Duplicate everything from the line containing "app-icon[interactable] (387, 962, 411, 986)" down to the line containing "clock-time[interactable]: 7:22 a.", both included, and nothing else.

### Exercise data
********
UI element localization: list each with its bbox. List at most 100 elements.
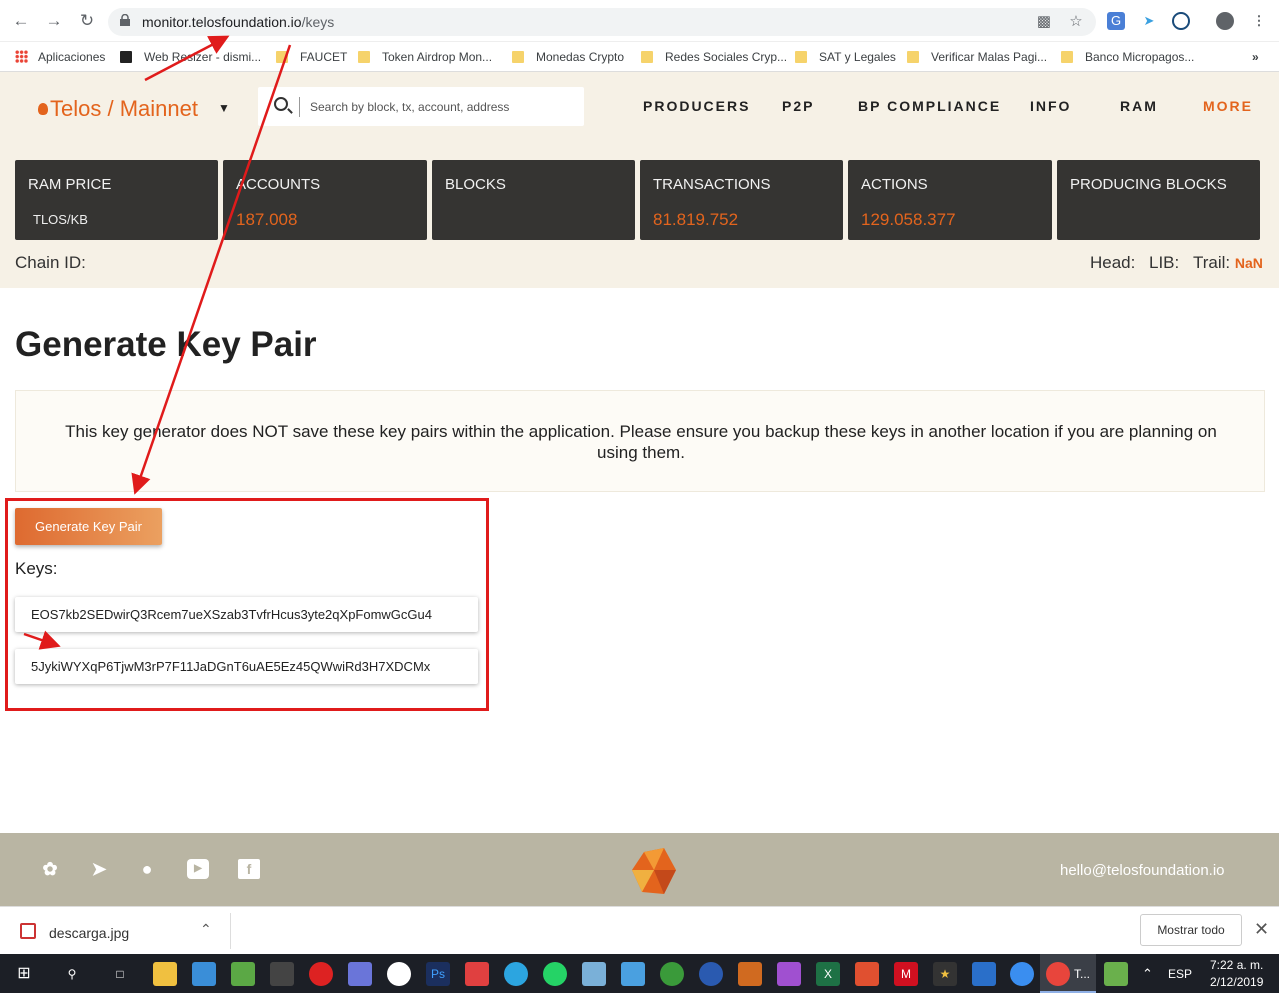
app-icon[interactable] (387, 962, 411, 986)
bookmark-redes-sociales[interactable]: Redes Sociales Cryp... (641, 48, 787, 66)
divider (230, 913, 231, 949)
close-icon[interactable]: ✕ (1254, 919, 1269, 940)
record-icon[interactable] (309, 962, 333, 986)
nav-ram[interactable]: RAM (1120, 98, 1158, 114)
app-icon[interactable] (621, 962, 645, 986)
language-indicator[interactable]: ESP (1168, 967, 1192, 981)
folder-icon (641, 51, 653, 63)
search-input[interactable] (310, 97, 570, 117)
bookmark-monedas-crypto[interactable]: Monedas Crypto (512, 48, 624, 66)
clock-time[interactable]: 7:22 a. m. (1210, 958, 1263, 972)
bookmark-token-airdrop[interactable]: Token Airdrop Mon... (358, 48, 492, 66)
search-divider (299, 97, 300, 117)
stat-ram-price: RAM PRICE TLOS/KB (15, 160, 218, 240)
profile-avatar-icon[interactable] (1216, 12, 1234, 30)
github-icon[interactable]: ● (136, 859, 158, 879)
search-icon[interactable]: ⚲ (60, 962, 84, 986)
bookmarks-bar: Aplicaciones Web Resizer - dismi... FAUC… (0, 42, 1279, 72)
annotation-highlight-box (5, 498, 489, 711)
bookmark-verificar[interactable]: Verificar Malas Pagi... (907, 48, 1047, 66)
star-icon[interactable]: ☆ (1067, 13, 1085, 31)
stat-label: PRODUCING BLOCKS (1070, 176, 1227, 193)
nav-bp-compliance[interactable]: BP COMPLIANCE (858, 98, 1001, 114)
folder-icon (358, 51, 370, 63)
app-icon[interactable] (192, 962, 216, 986)
bookmark-apps[interactable]: Aplicaciones (15, 48, 105, 66)
notice-text: This key generator does NOT save these k… (65, 422, 1217, 462)
lock-icon (120, 14, 130, 26)
forward-icon[interactable]: → (44, 11, 64, 31)
download-bar: descarga.jpg ⌃ Mostrar todo ✕ (0, 906, 1279, 954)
network-dropdown-icon[interactable]: ▼ (218, 101, 230, 115)
clock-date[interactable]: 2/12/2019 (1210, 975, 1263, 989)
mega-icon[interactable]: M (894, 962, 918, 986)
stat-value: 81.819.752 (653, 210, 739, 229)
show-all-downloads-button[interactable]: Mostrar todo (1140, 914, 1242, 946)
url-text: monitor.telosfoundation.io/keys (142, 14, 335, 30)
app-icon[interactable] (855, 962, 879, 986)
image-file-icon (20, 923, 36, 939)
stat-label: TRANSACTIONS (653, 176, 771, 193)
star-app-icon[interactable]: ★ (933, 962, 957, 986)
discord-icon[interactable] (348, 962, 372, 986)
feather-icon[interactable] (777, 962, 801, 986)
photoshop-icon[interactable]: Ps (426, 962, 450, 986)
back-icon[interactable]: ← (11, 11, 31, 31)
bookmark-sat-legales[interactable]: SAT y Legales (795, 48, 896, 66)
download-filename[interactable]: descarga.jpg (49, 925, 129, 941)
reload-icon[interactable]: ↻ (77, 11, 97, 31)
excel-icon[interactable]: X (816, 962, 840, 986)
lib-label: LIB: (1149, 253, 1180, 272)
kebab-menu-icon[interactable]: ⋮ (1250, 12, 1268, 30)
chevron-up-icon[interactable]: ⌃ (200, 921, 212, 938)
whatsapp-icon[interactable] (543, 962, 567, 986)
telegram-icon[interactable]: ➤ (88, 859, 110, 879)
bookmark-faucet[interactable]: FAUCET (276, 48, 347, 66)
address-bar[interactable]: monitor.telosfoundation.io/keys ▩ ☆ (108, 8, 1096, 36)
app-icon[interactable] (582, 962, 606, 986)
bookmark-web-resizer[interactable]: Web Resizer - dismi... (120, 48, 261, 66)
extension-icon[interactable]: ➤ (1140, 12, 1158, 30)
folder-icon (795, 51, 807, 63)
translate-icon[interactable]: ▩ (1035, 13, 1053, 31)
browser-toolbar: ← → ↻ monitor.telosfoundation.io/keys ▩ … (0, 0, 1279, 42)
contact-email-link[interactable]: hello@telosfoundation.io (1060, 862, 1225, 879)
folder-icon (1061, 51, 1073, 63)
nav-producers[interactable]: PRODUCERS (643, 98, 750, 114)
google-translate-extension-icon[interactable]: G (1107, 12, 1125, 30)
windows-taskbar: ⊞ ⚲ □ Ps X M ★ T... ⌃ ESP 7:22 a. m. 2/1… (0, 954, 1279, 993)
app-icon[interactable] (231, 962, 255, 986)
nav-more[interactable]: MORE (1203, 98, 1253, 114)
app-icon[interactable] (699, 962, 723, 986)
globe-icon[interactable] (660, 962, 684, 986)
task-view-icon[interactable]: □ (108, 962, 132, 986)
trail-value: NaN (1234, 255, 1263, 271)
lightning-icon[interactable] (1010, 962, 1034, 986)
telegram-icon[interactable] (504, 962, 528, 986)
bookmarks-overflow-icon[interactable]: » (1252, 48, 1259, 66)
app-icon[interactable] (270, 962, 294, 986)
site-favicon-icon (120, 51, 132, 63)
stat-accounts: ACCOUNTS 187.008 (223, 160, 427, 240)
chrome-icon[interactable] (1046, 962, 1070, 986)
app-icon[interactable] (972, 962, 996, 986)
youtube-icon[interactable]: ▶ (187, 859, 209, 879)
stat-unit: TLOS/KB (33, 212, 88, 227)
app-icon[interactable] (1104, 962, 1128, 986)
chevron-up-icon[interactable]: ⌃ (1142, 966, 1153, 982)
folder-icon (512, 51, 524, 63)
twitter-icon[interactable]: ✿ (39, 859, 61, 879)
chain-id-label: Chain ID: (15, 253, 86, 272)
facebook-icon[interactable]: f (238, 859, 260, 879)
bookmark-banco-micropagos[interactable]: Banco Micropagos... (1061, 48, 1194, 66)
app-icon[interactable] (465, 962, 489, 986)
windows-start-icon[interactable]: ⊞ (12, 962, 36, 986)
extension-circle-icon[interactable] (1172, 12, 1190, 30)
file-explorer-icon[interactable] (153, 962, 177, 986)
stat-blocks: BLOCKS (432, 160, 635, 240)
nav-p2p[interactable]: P2P (782, 98, 814, 114)
app-icon[interactable] (738, 962, 762, 986)
stat-transactions: TRANSACTIONS 81.819.752 (640, 160, 843, 240)
nav-info[interactable]: INFO (1030, 98, 1071, 114)
telos-logo[interactable]: Telos / Mainnet (38, 96, 198, 122)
********
### Correct response
app-icon[interactable] (387, 962, 411, 986)
bookmark-redes-sociales[interactable]: Redes Sociales Cryp... (641, 48, 787, 66)
divider (230, 913, 231, 949)
close-icon[interactable]: ✕ (1254, 919, 1269, 940)
record-icon[interactable] (309, 962, 333, 986)
nav-ram[interactable]: RAM (1120, 98, 1158, 114)
app-icon[interactable] (621, 962, 645, 986)
language-indicator[interactable]: ESP (1168, 967, 1192, 981)
folder-icon (641, 51, 653, 63)
search-input[interactable] (310, 97, 570, 117)
bookmark-monedas-crypto[interactable]: Monedas Crypto (512, 48, 624, 66)
clock-time[interactable]: 7:22 a. m. (1210, 958, 1263, 972)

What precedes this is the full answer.